• [Problem to solve] Please copy every line of the material below word for word, leaving the pictures out of your answer.

• [Data excerpts]
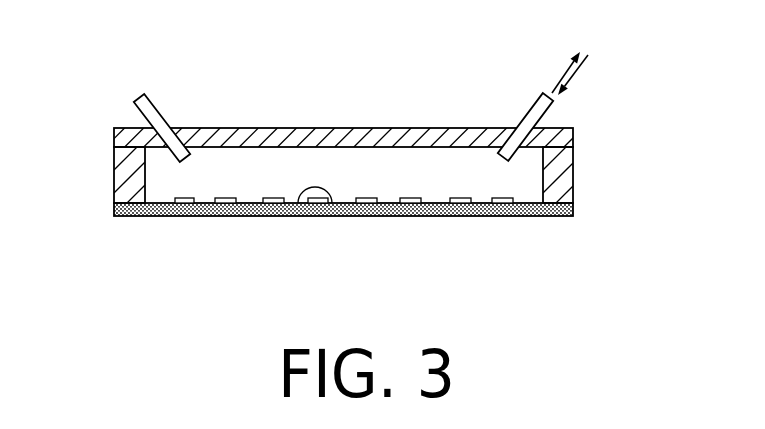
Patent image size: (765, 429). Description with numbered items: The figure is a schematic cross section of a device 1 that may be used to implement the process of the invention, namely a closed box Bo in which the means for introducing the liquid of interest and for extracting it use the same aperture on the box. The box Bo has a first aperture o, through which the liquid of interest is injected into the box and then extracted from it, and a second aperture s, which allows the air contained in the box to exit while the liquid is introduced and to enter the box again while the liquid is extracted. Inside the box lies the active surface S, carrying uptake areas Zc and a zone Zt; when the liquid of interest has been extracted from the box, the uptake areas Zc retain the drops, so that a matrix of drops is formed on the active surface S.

The analysis device 1 is at (288, 100).
The second aperture s is at (155, 113).
The housing Bo is at (345, 128).
The first aperture o is at (532, 112).
The uptake areas Zc is at (212, 204).
The test zone Zt is at (334, 207).
The active surface S is at (533, 212).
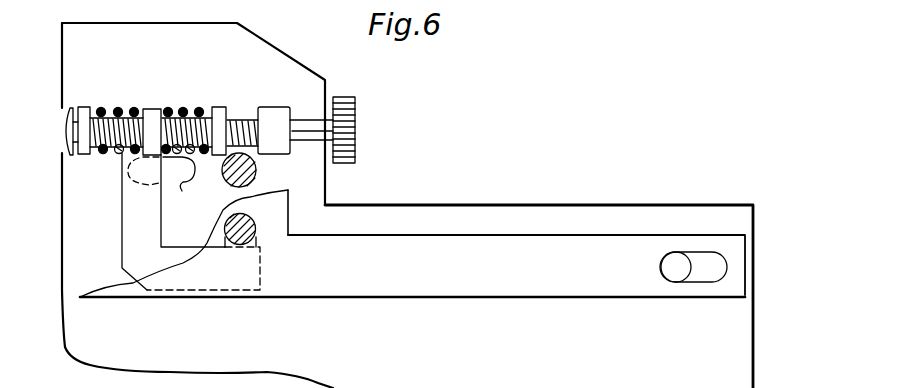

• [Finished task]
Patent image size: (765, 429). Description with numbered items: The figure is a schematic cross section of a device 1 that may be used to implement the process of the invention, namely a closed box Bo in which the means for introducing the liquid of interest and for extracting it use the same aperture on the box. The box Bo has a first aperture o, through which the liquid of interest is injected into the box and then extracted from it, and a second aperture s, which allows the air contained in the box to exit while the liquid is introduced and to enter the box again while the liquid is extracted. Inside the box lies the active surface S, carrying uptake areas Zc and a zone Zt; when the liquid of interest has been extracted from the box, the uptake areas Zc retain the drops, so that a matrix of drops is formed on the active surface S.

The analysis device 1 is at (288, 100).
The second aperture s is at (155, 113).
The housing Bo is at (345, 128).
The first aperture o is at (532, 112).
The uptake areas Zc is at (212, 204).
The test zone Zt is at (334, 207).
The active surface S is at (533, 212).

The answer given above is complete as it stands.